課題:
1. Blenderのモード解説記事が、編集モードで編集できるオブジェクトの部分として挙げているものをすべて列挙せよ。
2. Blenderのモード解説記事を、最後の文の後から書き進めてください。

文書:

「メタバース必携!今だからこそBlenderを基礎から学ぶ」シリーズは、メタバース時代の今、これから3D制作を始めようという方向けに基礎から解説するシリーズです。
Blenderには操作のモードがいくつか用意されています。中でもオブジェクトモードと編集モードの2つのモードは、3Dモデルの編集において大切な役割を持っています。
この記事では、Blenderのオブジェクトモードと編集モードについての違いやできることを解説します。
理解することで、Blenderを使ってより効率的に3Dモデルを編集することができます。
前回の内容はいろいろな画面で使用できる、基本的なキーボードショートカットについて説明しています。
オブジェクトモードとは
オブジェクト(Object)モードはオブジェクト全体を編集するためのモードです。
このモードでは、オブジェクトの位置、大きさ、回転などを変更することができます。
オブジェクトモードを使用すると、3Dモデルをシーン内で移動させたり、回転させたり、拡大縮小させたりすることができます。
また、オブジェクトモードでは複数のオブジェクトを選択し、一括編集することもできます。
例えば、複数のオブジェクトを移動させたい場合は、複数のオブジェクトを選択してからオブジェクトモードで移動させることができます。
また、マテリアルの追加なども通常はオブジェクトモードで行います。
編集モードとは
編集(Edit)モードはBlenderでのオブジェクト編集において、オブジェクト内部を編集するためのモードです。
このモードでは、オブジェクトの頂点、辺、面などを編集することができます。
編集モードを使用すると、3Dモデルの形状を変えたり、調整を行うことができます。
例えば、頂点を移動させて形状を変えたり、辺を伸ばして形状を変えたりすることができます。
また、編集モードでは、面を押し出して形状を変えたり、頂点グループを作成して、グループ内の頂点を一括で編集することもできます。
切り替え方法
オブジェクトと編集モードを切り替えるにはオブジェクトを選択した上で、[Tab]キーを押します。

コレクションから抜粋した記録:
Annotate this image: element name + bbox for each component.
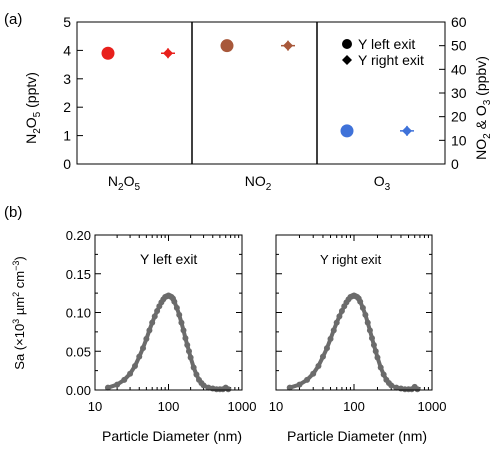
marker-right-exit-no2 — [283, 40, 293, 51]
x-tick-label: 100 — [158, 399, 180, 414]
y-tick-label: 0.05 — [66, 344, 91, 359]
right-axis-tick-label: 0 — [451, 156, 459, 172]
panel-a-data-marks — [101, 39, 414, 138]
panel-b-right-xlabel: Particle Diameter (nm) — [287, 428, 427, 444]
right-axis-tick-label: 20 — [451, 109, 467, 125]
right-axis-tick-label: 10 — [451, 132, 467, 148]
left-axis-tick-label: 3 — [63, 71, 71, 87]
legend: Y left exit Y right exit — [342, 36, 424, 68]
panel-b-border — [275, 234, 433, 391]
y-tick-label: 0.20 — [66, 228, 91, 243]
marker-right-exit-o3 — [402, 125, 412, 136]
marker-left-exit-n2o5 — [101, 46, 115, 60]
panel-b-left-xlabel: Particle Diameter (nm) — [102, 428, 242, 444]
legend-label-left: Y left exit — [358, 36, 415, 52]
panel-a-label: (a) — [4, 11, 22, 28]
legend-circle-marker — [342, 39, 352, 49]
x-tick-label: 100 — [343, 399, 365, 414]
panel-b-y-axis-label: Sa (×103 µm2 cm−3) — [11, 256, 27, 369]
marker-right-exit-n2o5 — [163, 48, 173, 59]
size-dist-curve — [289, 293, 419, 392]
category-label-o3: O3 — [374, 173, 391, 193]
panel-a-right-axis-label: NO2 & O3 (ppbv) — [473, 56, 493, 160]
right-axis-tick-label: 30 — [451, 85, 467, 101]
panel-b-right-title: Y right exit — [320, 252, 382, 267]
panel-b-left-title: Y left exit — [140, 251, 197, 267]
right-axis-tick-label: 60 — [451, 14, 467, 30]
y-tick-label: 0.10 — [66, 306, 91, 321]
panel-b-label: (b) — [4, 204, 22, 221]
panel-b-data-marks — [104, 292, 421, 393]
legend-diamond-marker — [342, 55, 352, 65]
left-axis-tick-label: 0 — [63, 156, 71, 172]
x-tick-label: 10 — [88, 399, 102, 414]
left-axis-tick-label: 1 — [63, 128, 71, 144]
marker-left-exit-o3 — [340, 124, 354, 138]
x-tick-label: 1000 — [418, 399, 447, 414]
panel-b-frame — [94, 234, 433, 391]
panel-a-left-axis-label: N2O5 (pptv) — [23, 72, 43, 144]
y-tick-label: 0.15 — [66, 267, 91, 282]
right-axis-tick-label: 40 — [451, 61, 467, 77]
size-dist-curve — [107, 293, 230, 392]
marker-left-exit-no2 — [220, 39, 234, 53]
category-label-n2o5: N2O5 — [108, 173, 141, 193]
x-tick-label: 1000 — [228, 399, 257, 414]
y-tick-label: 0.00 — [66, 383, 91, 398]
x-tick-label: 10 — [269, 399, 283, 414]
category-label-no2: NO2 — [245, 173, 272, 193]
right-axis-tick-label: 50 — [451, 38, 467, 54]
panel-a-frame — [76, 21, 446, 165]
panel-b-border — [94, 234, 243, 391]
left-axis-tick-label: 5 — [63, 14, 71, 30]
left-axis-tick-label: 4 — [63, 42, 71, 58]
legend-label-right: Y right exit — [358, 52, 424, 68]
panel-a-border — [76, 21, 446, 165]
left-axis-tick-label: 2 — [63, 99, 71, 115]
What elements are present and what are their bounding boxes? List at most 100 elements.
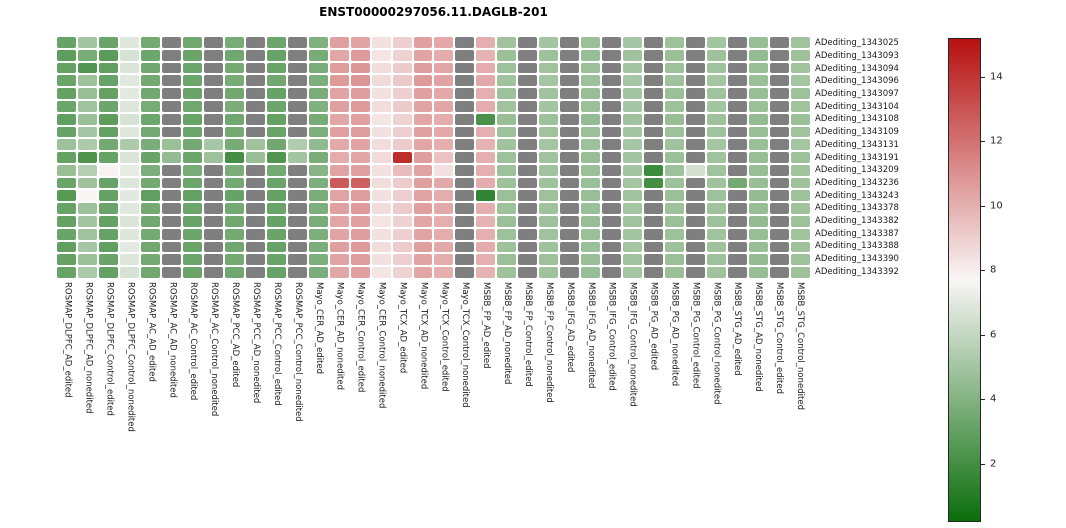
heatmap-cell	[644, 49, 664, 61]
row-label: ADediting_1343382	[815, 215, 899, 226]
column-label-slot: MSBB_STG_Control_nonedited	[789, 282, 810, 502]
heatmap-cell	[161, 75, 181, 87]
heatmap-cell	[77, 267, 97, 278]
heatmap-cell	[749, 177, 769, 189]
heatmap-cell	[57, 228, 76, 240]
heatmap-cell	[728, 177, 748, 189]
column-label: MSBB_IFG_Control_edited	[606, 282, 617, 391]
heatmap-cell	[98, 126, 118, 138]
heatmap-cell	[140, 267, 160, 278]
heatmap-cell	[665, 164, 685, 176]
heatmap-cell	[371, 267, 391, 278]
heatmap-cell	[707, 126, 727, 138]
heatmap-cell	[57, 267, 76, 278]
heatmap-cell	[140, 164, 160, 176]
column-label-slot: Mayo_TCX_AD_nonedited	[413, 282, 434, 502]
heatmap-cell	[581, 75, 601, 87]
heatmap-cell	[245, 49, 265, 61]
heatmap-cell	[686, 203, 706, 215]
heatmap-cell	[791, 100, 810, 112]
heatmap-cell	[581, 152, 601, 163]
heatmap-cell	[287, 113, 307, 125]
heatmap-cell	[77, 88, 97, 99]
heatmap-cell	[707, 254, 727, 266]
column-label-slot: Mayo_TCX_Control_nonedited	[455, 282, 476, 502]
colorbar-tick	[981, 334, 985, 336]
heatmap-cell	[245, 228, 265, 240]
column-label: MSBB_FP_AD_nonedited	[502, 282, 513, 385]
heatmap-cell	[560, 241, 580, 253]
heatmap-cell	[329, 139, 349, 151]
heatmap-cell	[161, 216, 181, 227]
heatmap-cell	[560, 62, 580, 74]
heatmap-cell	[518, 139, 538, 151]
heatmap-grid	[57, 37, 810, 278]
heatmap-cell	[749, 62, 769, 74]
heatmap-cell	[57, 62, 76, 74]
heatmap-cell	[602, 216, 622, 227]
heatmap-cell	[245, 241, 265, 253]
heatmap-cell	[287, 100, 307, 112]
heatmap-cell	[749, 88, 769, 99]
heatmap-cell	[476, 37, 496, 48]
heatmap-cell	[497, 126, 517, 138]
column-label: Mayo_CER_AD_nonedited	[334, 282, 345, 391]
column-label-slot: Mayo_TCX_Control_edited	[434, 282, 455, 502]
heatmap-cell	[413, 228, 433, 240]
heatmap-cell	[413, 164, 433, 176]
heatmap-cell	[224, 177, 244, 189]
heatmap-cell	[224, 37, 244, 48]
heatmap-cell	[749, 190, 769, 202]
heatmap-cell	[434, 164, 454, 176]
heatmap-cell	[203, 113, 223, 125]
heatmap-cell	[203, 203, 223, 215]
heatmap-cell	[665, 254, 685, 266]
heatmap-cell	[266, 177, 286, 189]
heatmap-cell	[644, 203, 664, 215]
heatmap-cell	[455, 254, 475, 266]
heatmap-cell	[392, 190, 412, 202]
heatmap-cell	[140, 254, 160, 266]
heatmap-cell	[434, 152, 454, 163]
heatmap-cell	[98, 113, 118, 125]
heatmap-cell	[371, 139, 391, 151]
heatmap-cell	[539, 49, 559, 61]
heatmap-cell	[770, 49, 790, 61]
heatmap-cell	[245, 75, 265, 87]
heatmap-cell	[140, 75, 160, 87]
heatmap-cell	[350, 37, 370, 48]
heatmap-cell	[665, 139, 685, 151]
heatmap-cell	[413, 203, 433, 215]
heatmap-cell	[497, 203, 517, 215]
heatmap-cell	[203, 152, 223, 163]
heatmap-cell	[560, 49, 580, 61]
heatmap-cell	[224, 203, 244, 215]
heatmap-cell	[161, 267, 181, 278]
heatmap-cell	[455, 203, 475, 215]
heatmap-cell	[371, 88, 391, 99]
heatmap-cell	[770, 88, 790, 99]
heatmap-cell	[161, 49, 181, 61]
heatmap-cell	[329, 216, 349, 227]
heatmap-cell	[749, 203, 769, 215]
heatmap-cell	[665, 37, 685, 48]
heatmap-cell	[392, 37, 412, 48]
heatmap-cell	[392, 139, 412, 151]
heatmap-cell	[455, 75, 475, 87]
heatmap-cell	[791, 37, 810, 48]
heatmap-cell	[644, 241, 664, 253]
heatmap-cell	[728, 228, 748, 240]
heatmap-cell	[308, 113, 328, 125]
heatmap-cell	[287, 267, 307, 278]
heatmap-cell	[413, 241, 433, 253]
heatmap-cell	[140, 62, 160, 74]
heatmap-cell	[287, 139, 307, 151]
heatmap-cell	[707, 75, 727, 87]
heatmap-cell	[57, 75, 76, 87]
heatmap-cell	[623, 216, 643, 227]
heatmap-cell	[57, 49, 76, 61]
heatmap-cell	[686, 62, 706, 74]
heatmap-cell	[770, 177, 790, 189]
heatmap-cell	[119, 216, 139, 227]
colorbar-tick-label: 10	[990, 200, 1003, 212]
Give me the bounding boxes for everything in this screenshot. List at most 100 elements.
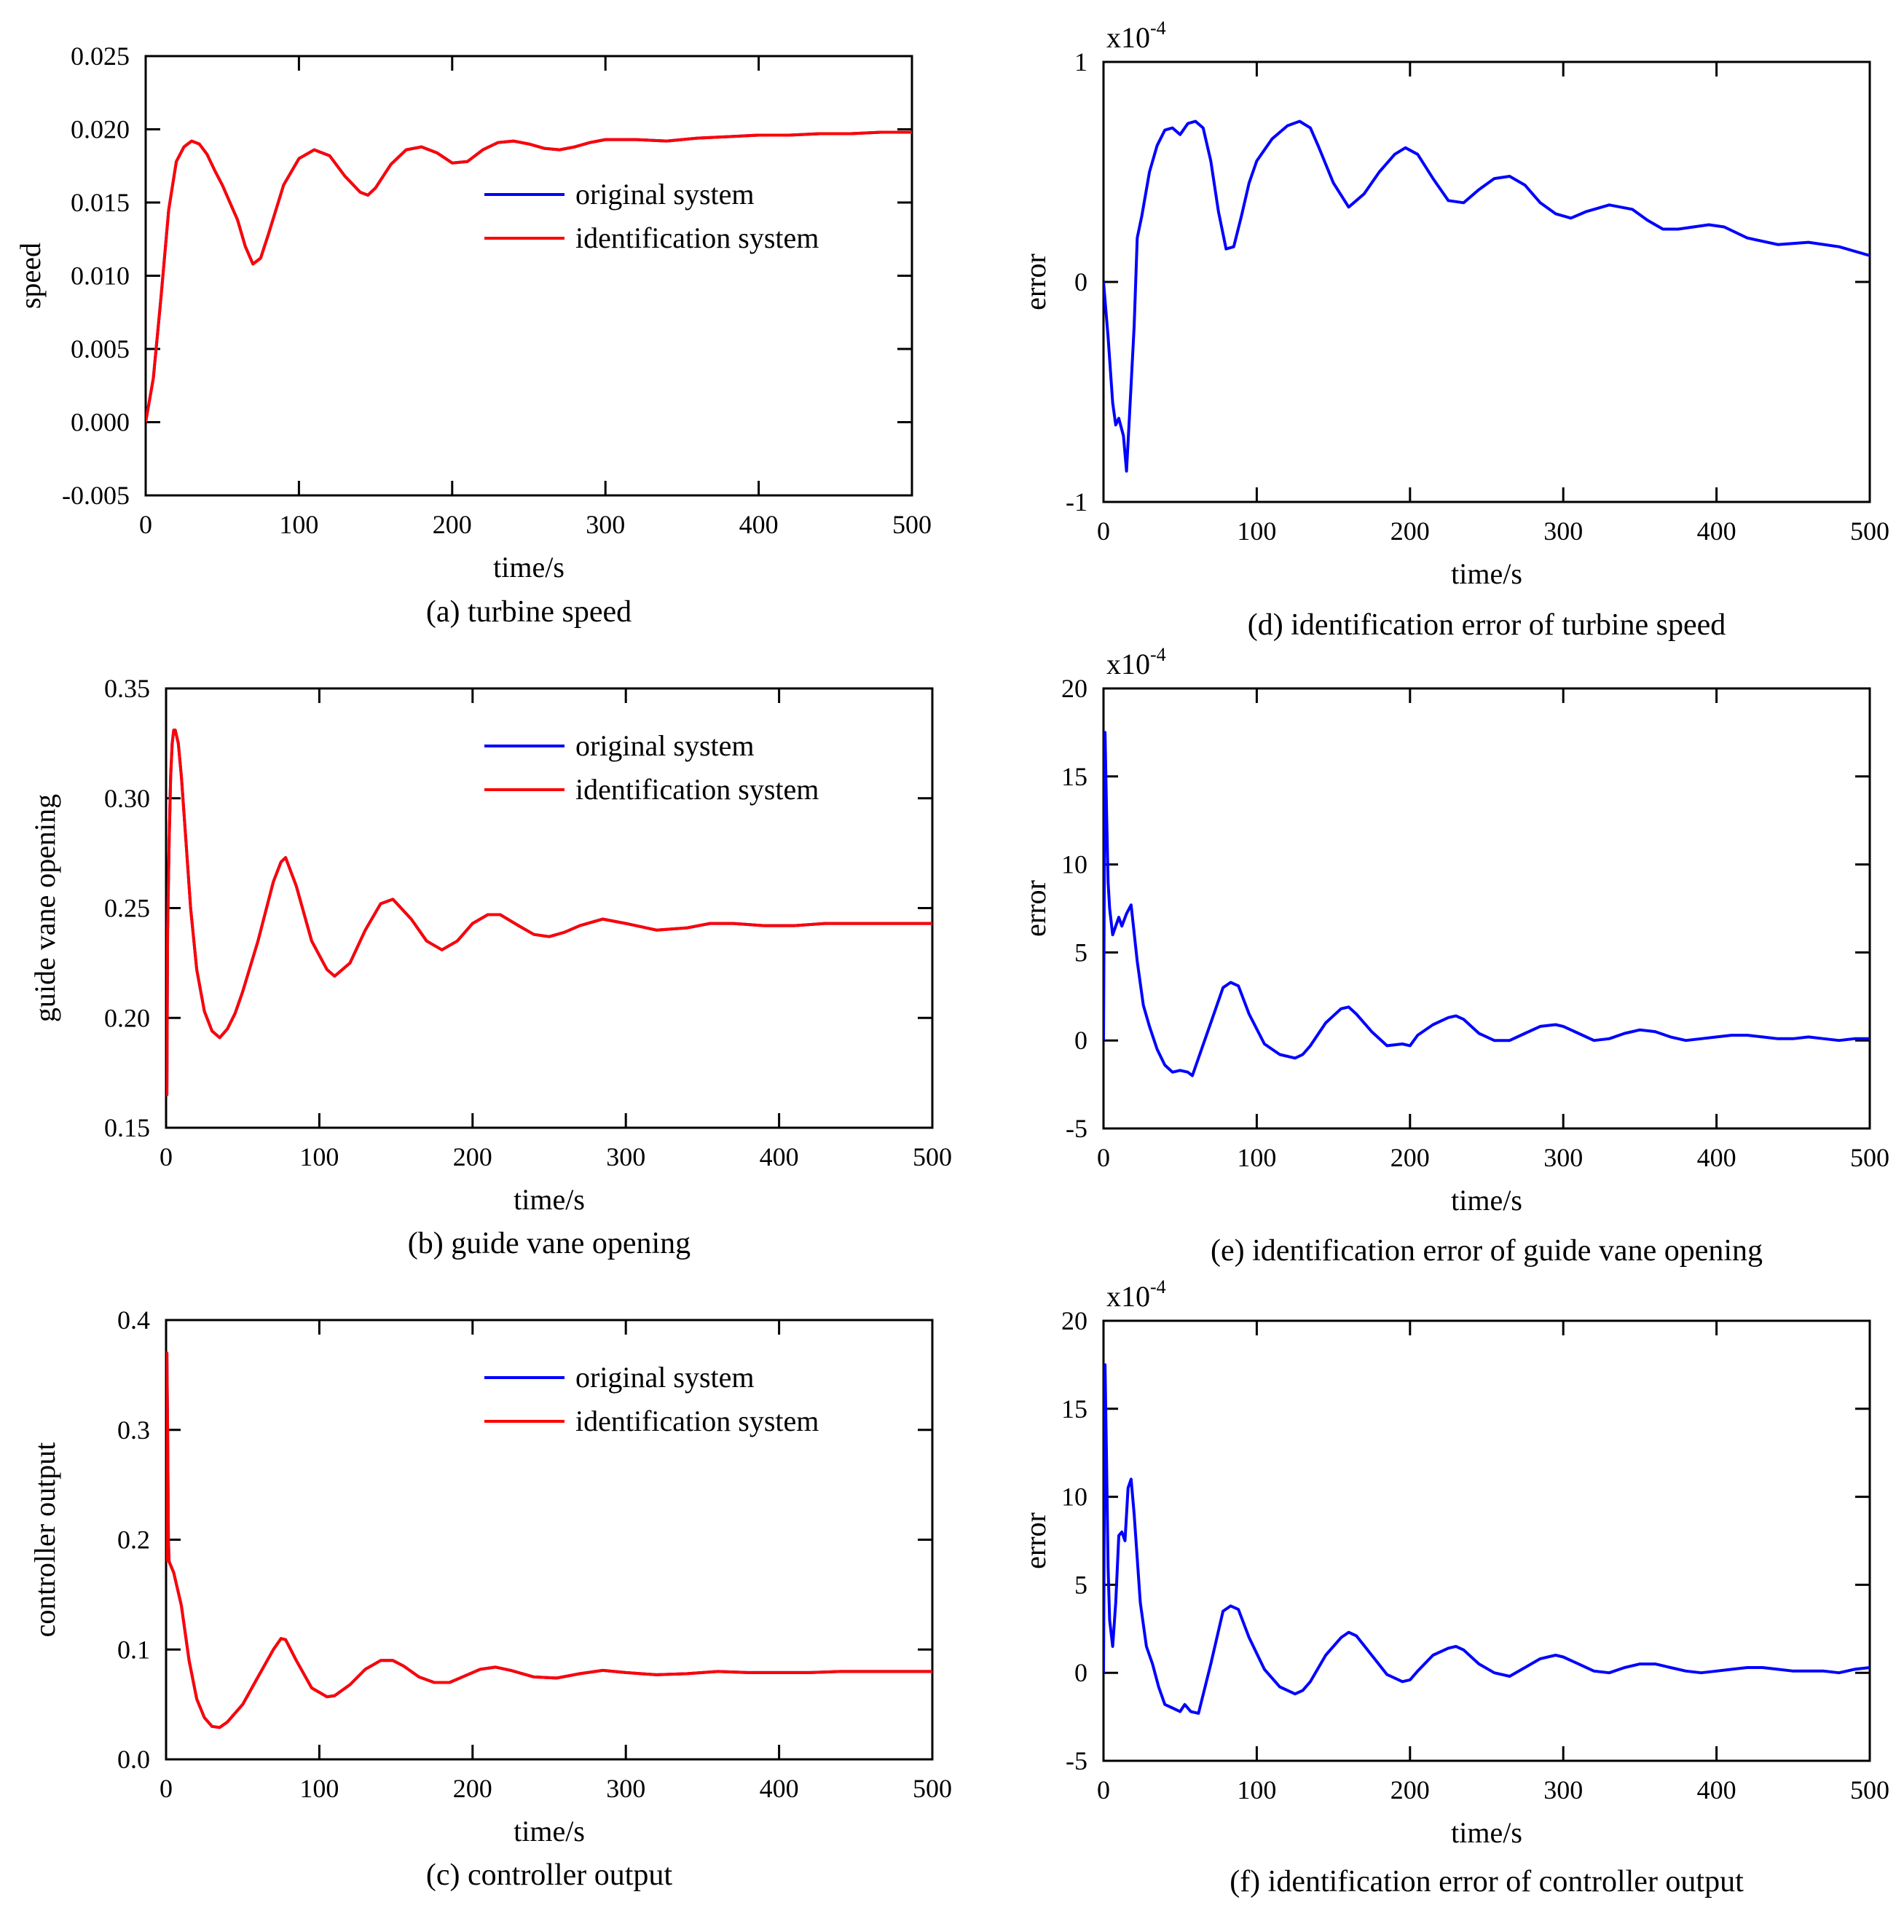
- x-tick-label: 0: [160, 1774, 173, 1803]
- x-tick-label: 300: [1543, 517, 1583, 546]
- x-axis-label: time/s: [1451, 557, 1522, 590]
- x-tick-label: 300: [606, 1774, 645, 1803]
- chart-panel-a: 0 100 200 300 400 500 -0.005 0.000 0.005 0.010 0.0…: [14, 42, 932, 629]
- x-tick-label: 300: [586, 510, 625, 539]
- chart-panel-f: 0 100 200 300 400 500 -5 0 5 10 15 20 time/s error x10…: [1019, 1276, 1889, 1898]
- x-tick-label: 100: [299, 1142, 339, 1171]
- legend-label: original system: [575, 178, 755, 211]
- y-tick-label: 0.2: [117, 1525, 150, 1555]
- y-axis-label: error: [1019, 1512, 1052, 1569]
- y-tick-label: 0.30: [104, 784, 150, 813]
- x-tick-label: 100: [1237, 517, 1276, 546]
- x-tick-label: 400: [1697, 1143, 1736, 1172]
- y-tick-label: -1: [1066, 487, 1087, 517]
- x-tick-label: 100: [299, 1774, 339, 1803]
- x-tick-label: 500: [1850, 1775, 1889, 1805]
- x-tick-label: 0: [1097, 517, 1110, 546]
- x-tick-label: 300: [1543, 1775, 1583, 1805]
- y-tick-label: 0.010: [71, 262, 130, 291]
- x-tick-label: 400: [760, 1774, 799, 1803]
- y-tick-label: 0.4: [117, 1305, 150, 1335]
- plot-frame: [165, 1319, 934, 1761]
- plot-frame: [165, 687, 934, 1129]
- x-tick-label: 0: [1097, 1775, 1110, 1805]
- y-tick-label: 0: [1074, 1658, 1087, 1687]
- y-axis-label: speed: [14, 243, 47, 309]
- chart-panel-c: 0 100 200 300 400 500 0.0 0.1 0.2 0.3 0.4 time/s con…: [28, 1305, 952, 1892]
- y-tick-label: 1: [1074, 47, 1087, 76]
- plot-frame: [1102, 60, 1871, 503]
- x-axis-label: time/s: [1451, 1816, 1522, 1849]
- x-tick-label: 200: [1390, 1143, 1430, 1172]
- axis-exponent-label: x10-4: [1106, 1276, 1166, 1313]
- x-tick-label: 0: [139, 510, 152, 539]
- y-tick-label: 10: [1061, 850, 1087, 879]
- y-tick-label: 0.0: [117, 1745, 150, 1774]
- chart-panel-d: 0 100 200 300 400 500 -1 0 1 time/s error x10-4 (d) …: [1019, 17, 1889, 642]
- y-tick-label: 0.020: [71, 115, 130, 144]
- y-tick-label: 0.1: [117, 1635, 150, 1664]
- chart-panel-e: 0 100 200 300 400 500 -5 0 5 10 15 20 time/s error x10…: [1019, 644, 1889, 1268]
- x-axis-label: time/s: [1451, 1184, 1522, 1217]
- y-tick-label: 15: [1061, 1394, 1087, 1424]
- legend-label: identification system: [575, 773, 819, 806]
- series-line-identification-system: [166, 729, 932, 1096]
- x-tick-label: 100: [279, 510, 318, 539]
- chart-caption: (b) guide vane opening: [408, 1227, 691, 1260]
- y-tick-label: 0.3: [117, 1415, 150, 1445]
- x-tick-label: 500: [913, 1774, 952, 1803]
- y-tick-label: 5: [1074, 938, 1087, 967]
- x-tick-label: 200: [453, 1774, 492, 1803]
- x-tick-label: 500: [1850, 1143, 1889, 1172]
- chart-caption: (e) identification error of guide vane o…: [1211, 1234, 1763, 1268]
- x-tick-label: 200: [453, 1142, 492, 1171]
- y-tick-label: 0: [1074, 267, 1087, 297]
- x-tick-label: 0: [1097, 1143, 1110, 1172]
- y-tick-label: 10: [1061, 1483, 1087, 1512]
- series-line-error: [1104, 731, 1870, 1077]
- y-tick-label: 0: [1074, 1026, 1087, 1055]
- y-axis-label: guide vane opening: [28, 794, 61, 1022]
- y-tick-label: -5: [1066, 1114, 1087, 1143]
- x-tick-label: 0: [160, 1142, 173, 1171]
- x-tick-label: 100: [1237, 1143, 1276, 1172]
- x-tick-label: 400: [739, 510, 779, 539]
- x-tick-label: 200: [433, 510, 472, 539]
- y-tick-label: 15: [1061, 762, 1087, 791]
- y-axis-label: error: [1019, 880, 1052, 937]
- y-axis-label: controller output: [28, 1442, 61, 1638]
- y-tick-label: 5: [1074, 1570, 1087, 1599]
- x-tick-label: 300: [1543, 1143, 1583, 1172]
- x-axis-label: time/s: [514, 1183, 585, 1216]
- y-tick-label: 0.35: [104, 674, 150, 703]
- x-tick-label: 200: [1390, 1775, 1430, 1805]
- y-tick-label: 0.005: [71, 334, 130, 364]
- series-line-error: [1104, 119, 1870, 473]
- x-tick-label: 400: [1697, 517, 1736, 546]
- y-tick-label: 20: [1061, 674, 1087, 703]
- y-tick-label: -5: [1066, 1746, 1087, 1775]
- series-line-identification-system: [166, 1351, 932, 1729]
- x-tick-label: 400: [760, 1142, 799, 1171]
- plot-frame: [1102, 687, 1871, 1130]
- y-tick-label: 0.015: [71, 188, 130, 217]
- x-tick-label: 200: [1390, 517, 1430, 546]
- series-line-error: [1104, 1363, 1870, 1715]
- legend-label: original system: [575, 1361, 755, 1394]
- chart-caption: (a) turbine speed: [426, 595, 632, 629]
- y-tick-label: 0.20: [104, 1003, 150, 1032]
- x-tick-label: 100: [1237, 1775, 1276, 1805]
- y-tick-label: 20: [1061, 1306, 1087, 1335]
- legend-label: original system: [575, 729, 755, 762]
- legend-label: identification system: [575, 1405, 819, 1437]
- x-tick-label: 400: [1697, 1775, 1736, 1805]
- x-tick-label: 500: [1850, 517, 1889, 546]
- y-axis-label: error: [1019, 254, 1052, 310]
- series-line-original-system: [146, 130, 912, 423]
- x-tick-label: 300: [606, 1142, 645, 1171]
- y-tick-label: 0.15: [104, 1113, 150, 1142]
- axis-exponent-label: x10-4: [1106, 17, 1166, 54]
- chart-caption: (f) identification error of controller o…: [1230, 1865, 1744, 1898]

回答:
1. 頂点、辺、面

2.
複数のオブジェクトを選択して[Tab]キーを押すと、複数のオブジェクトを編集することが可能になります。複数のオブジェクトの頂点位置を併せたい場合などに便利な機能となります。
※あくまでも複数のオブジェクトを同時に編集できる機能なので、例えばオブジェクトを超えて面を貼るなど、オブジェクトを跨ぐ編集はできません。
また、[Ctrl]キーを押しながら[Tab]キーを押すとメニューが表示されるので、表示されるメニューから選択することができます。
このメニューで表示されているように、Blenderにはオブジェクトモードと編集モードの他にもモードがあります。
他のメニュー項目はスカルプトモード等の特殊な編集を行うモードへの切り替えや、または着色やボーン機能の使用時の影響度などを調整するための機能などがあり、それらもこのメニューに表示されています。
オブジェクトモードと編集モードにおける編集の違い
Blenderでのオブジェクトを「箱」で例えると、2つの操作モードは以下のように例えられます。
オブジェクトモードは「箱そのもの」を編集することに相当します。
3Dモデル全体を編集できるので、箱をシーン内で移動させたり、回転させたり、拡大縮小させたりすることができます。
一方、編集モードは「箱の中身」を編集することに相当します。
3Dモデル自体を編集できるので、箱の中にある物を移動させたり、箱の形状を変えたりすることができます。
このように、オブジェクトモードと編集モードでは、編集する範囲が異なります。
例えば、オブジェクトモードでは3Dモデル全体を編集することができますが、オブジェクトモードのままだと箱の形状を編集することはできません。
通常、モデリングする際には可能な限りモデルの編集作業を編集モードで完結させるようにし、オブジェクトモードはシーン内での配置位置などの使用に限定することで、モデル自体の大きさ調整などをオブジェクトモードで行わないことが混乱を生じさせないために重要となってきます。
ただしオブジェクトモードでオブジェクトを変形した後にモデル自体にその変更を適用したい場合は、後述の適用機能を使うこともできます。
オブジェクトモード、編集モードの違いはBlenderのデータ構造に由来しているものです。
データがどのように管理されているかを知りたい方は以下の記事も併せてご覧ください。
リンクと併せて使用
[Ctrl+D]キーの代わりに[Alt+D]キーでオブジェクトを複製すると、そのオブジェクトはリンクされたオブジェクトとして複製されます。
リンクされたオブジェクトとして使用する場合、編集モードで加わった変更は全てのリンクされたオブジェクトに適用されます。
しかし、オブジェクトモードで適用された変更(位置、拡大縮小、回転)などはそれぞれのオブジェクトに固有であるため、例えば、同じモデルでも位置や、大きさ、傾きが違うものなどの派生を作ることできます。
トランスフォームの適用とクリア
特にアニメーションを設定する際や、エクスポートする際にトランスフォームが残っていると不具合が出る場合があります。
例えば、移動や回転が違う等倍で解釈され、振れ幅に異常が生じる、などといった問題として現れます。
これを防ぐために、トランスフォームを適用する機能が用意されています。
これらの二つの機能はオブジェクトモードから使用できます。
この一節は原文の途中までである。